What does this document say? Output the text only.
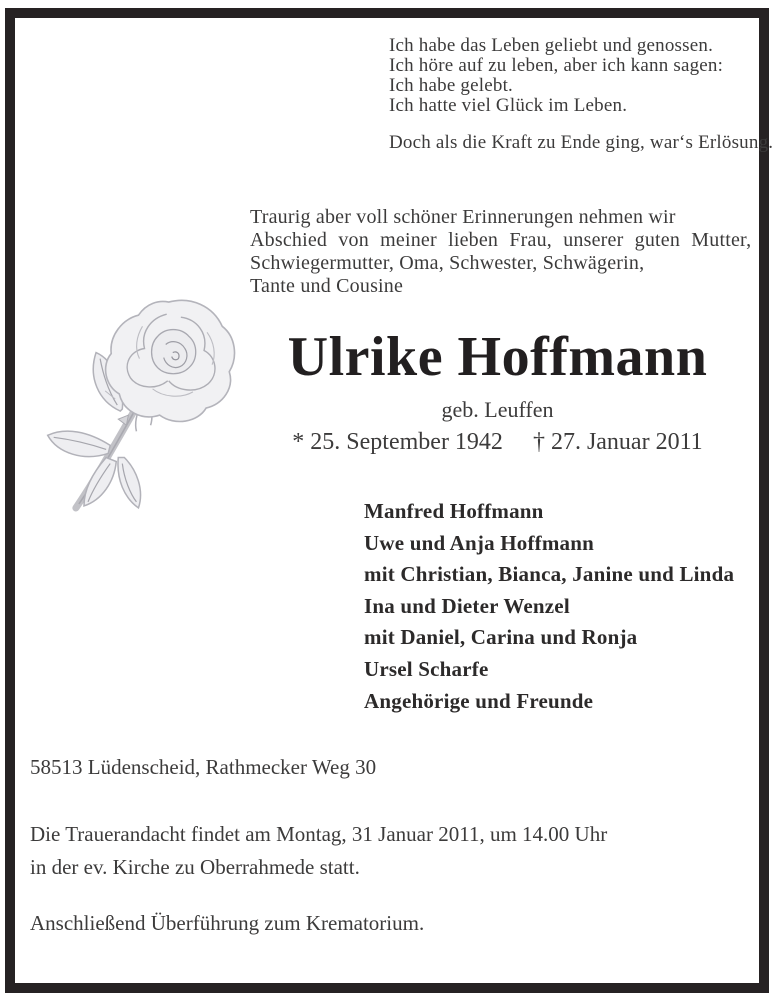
Ich habe das Leben geliebt und genossen.
Ich höre auf zu leben, aber ich kann sagen:
Ich habe gelebt.
Ich hatte viel Glück im Leben.
Doch als die Kraft zu Ende ging, war‘s Erlösung.
Traurig aber voll schöner Erinnerungen nehmen wir
Abschied von meiner lieben Frau, unserer guten Mutter,
Schwiegermutter, Oma, Schwester, Schwägerin,
Tante und Cousine
Ulrike Hoffmann
geb. Leuffen
* 25. September 1942 † 27. Januar 2011
Manfred Hoffmann
Uwe und Anja Hoffmann
mit Christian, Bianca, Janine und Linda
Ina und Dieter Wenzel
mit Daniel, Carina und Ronja
Ursel Scharfe
Angehörige und Freunde
58513 Lüdenscheid, Rathmecker Weg 30
Die Trauerandacht findet am Montag, 31 Januar 2011, um 14.00 Uhr
in der ev. Kirche zu Oberrahmede statt.
Anschließend Überführung zum Krematorium.
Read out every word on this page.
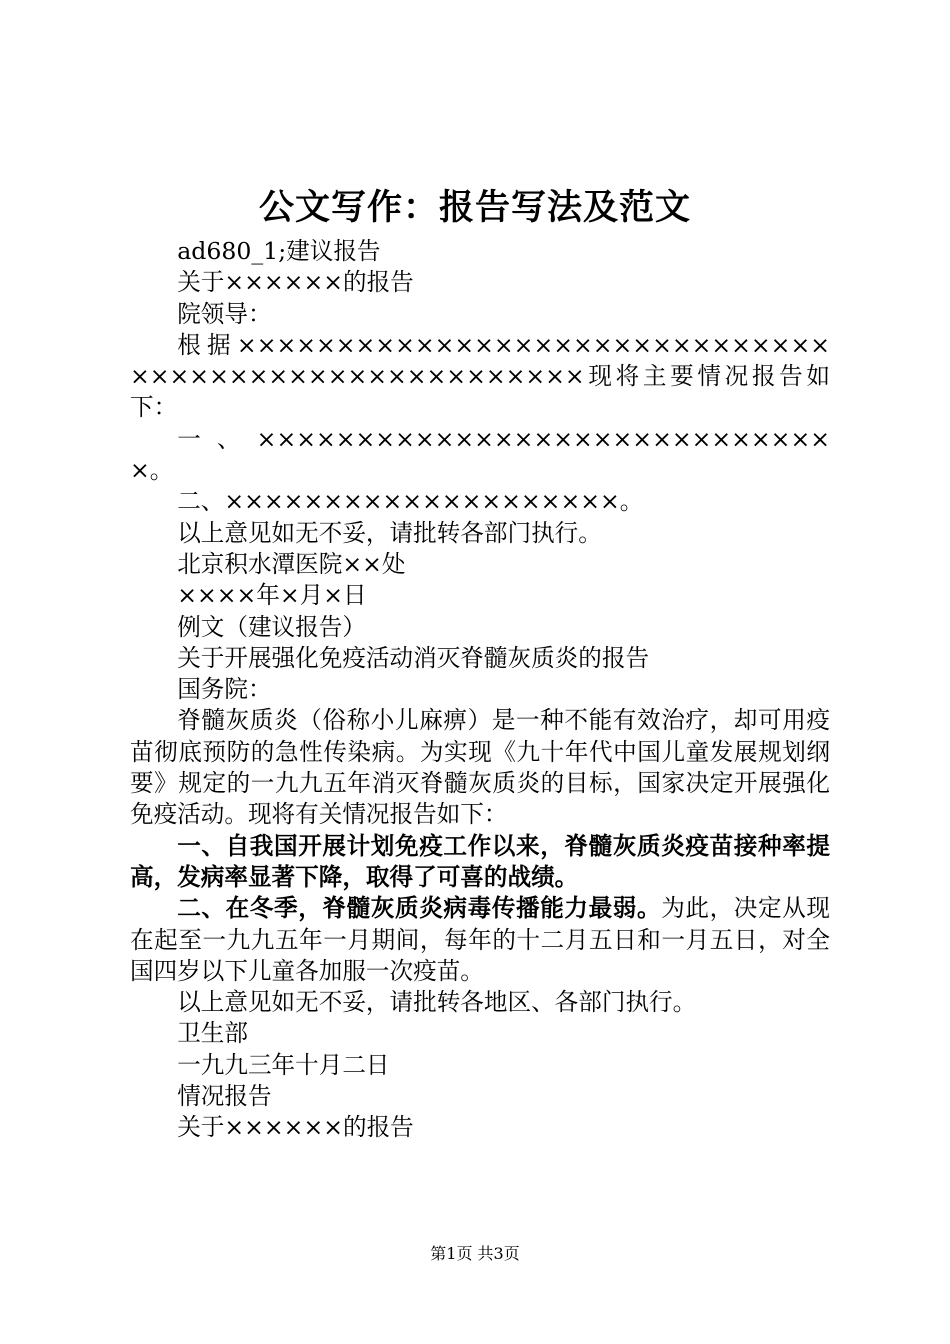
公文写作：报告写法及范文

ad680_1;建议报告

关于××××××的报告

院领导：

根据×××××××××××××××××××××××××××××××××××××××××××××××××××××现将主要情况报告如下：

一、××××××××××××××××××××××××××××××。

二、××××××××××××××××××××。

以上意见如无不妥，请批转各部门执行。

北京积水潭医院××处

××××年×月×日

例文（建议报告）

关于开展强化免疫活动消灭脊髓灰质炎的报告

国务院：

脊髓灰质炎（俗称小儿麻痹）是一种不能有效治疗，却可用疫苗彻底预防的急性传染病。为实现《九十年代中国儿童发展规划纲要》规定的一九九五年消灭脊髓灰质炎的目标，国家决定开展强化免疫活动。现将有关情况报告如下：

一、自我国开展计划免疫工作以来，脊髓灰质炎疫苗接种率提高，发病率显著下降，取得了可喜的战绩。

二、在冬季，脊髓灰质炎病毒传播能力最弱。为此，决定从现在起至一九九五年一月期间，每年的十二月五日和一月五日，对全国四岁以下儿童各加服一次疫苗。

以上意见如无不妥，请批转各地区、各部门执行。

卫生部

一九九三年十月二日

情况报告

关于××××××的报告

第1页 共3页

========

• **Exercise instructions**: Print each of the records above exactly as written, leaving no picture in the copy.

• **Correct output**:
What does this document say? Output the text only.
Ich habe das Leben geliebt und genossen.
Ich höre auf zu leben, aber ich kann sagen:
Ich habe gelebt.
Ich hatte viel Glück im Leben.
Doch als die Kraft zu Ende ging, war‘s Erlösung.
Traurig aber voll schöner Erinnerungen nehmen wir
Abschied von meiner lieben Frau, unserer guten Mutter,
Schwiegermutter, Oma, Schwester, Schwägerin,
Tante und Cousine
Ulrike Hoffmann
geb. Leuffen
* 25. September 1942 † 27. Januar 2011
Manfred Hoffmann
Uwe und Anja Hoffmann
mit Christian, Bianca, Janine und Linda
Ina und Dieter Wenzel
mit Daniel, Carina und Ronja
Ursel Scharfe
Angehörige und Freunde
58513 Lüdenscheid, Rathmecker Weg 30
Die Trauerandacht findet am Montag, 31 Januar 2011, um 14.00 Uhr
in der ev. Kirche zu Oberrahmede statt.
Anschließend Überführung zum Krematorium.
Read out every word on this page.
公文写作：报告写法及范文

ad680_1;建议报告

关于××××××的报告

院领导：

根据×××××××××××××××××××××××××××××××××××××××××××××××××××××现将主要情况报告如下：

一、××××××××××××××××××××××××××××××。

二、××××××××××××××××××××。

以上意见如无不妥，请批转各部门执行。

北京积水潭医院××处

××××年×月×日

例文（建议报告）

关于开展强化免疫活动消灭脊髓灰质炎的报告

国务院：

脊髓灰质炎（俗称小儿麻痹）是一种不能有效治疗，却可用疫苗彻底预防的急性传染病。为实现《九十年代中国儿童发展规划纲要》规定的一九九五年消灭脊髓灰质炎的目标，国家决定开展强化免疫活动。现将有关情况报告如下：

一、自我国开展计划免疫工作以来，脊髓灰质炎疫苗接种率提高，发病率显著下降，取得了可喜的战绩。

二、在冬季，脊髓灰质炎病毒传播能力最弱。为此，决定从现在起至一九九五年一月期间，每年的十二月五日和一月五日，对全国四岁以下儿童各加服一次疫苗。

以上意见如无不妥，请批转各地区、各部门执行。

卫生部

一九九三年十月二日

情况报告

关于××××××的报告

第1页 共3页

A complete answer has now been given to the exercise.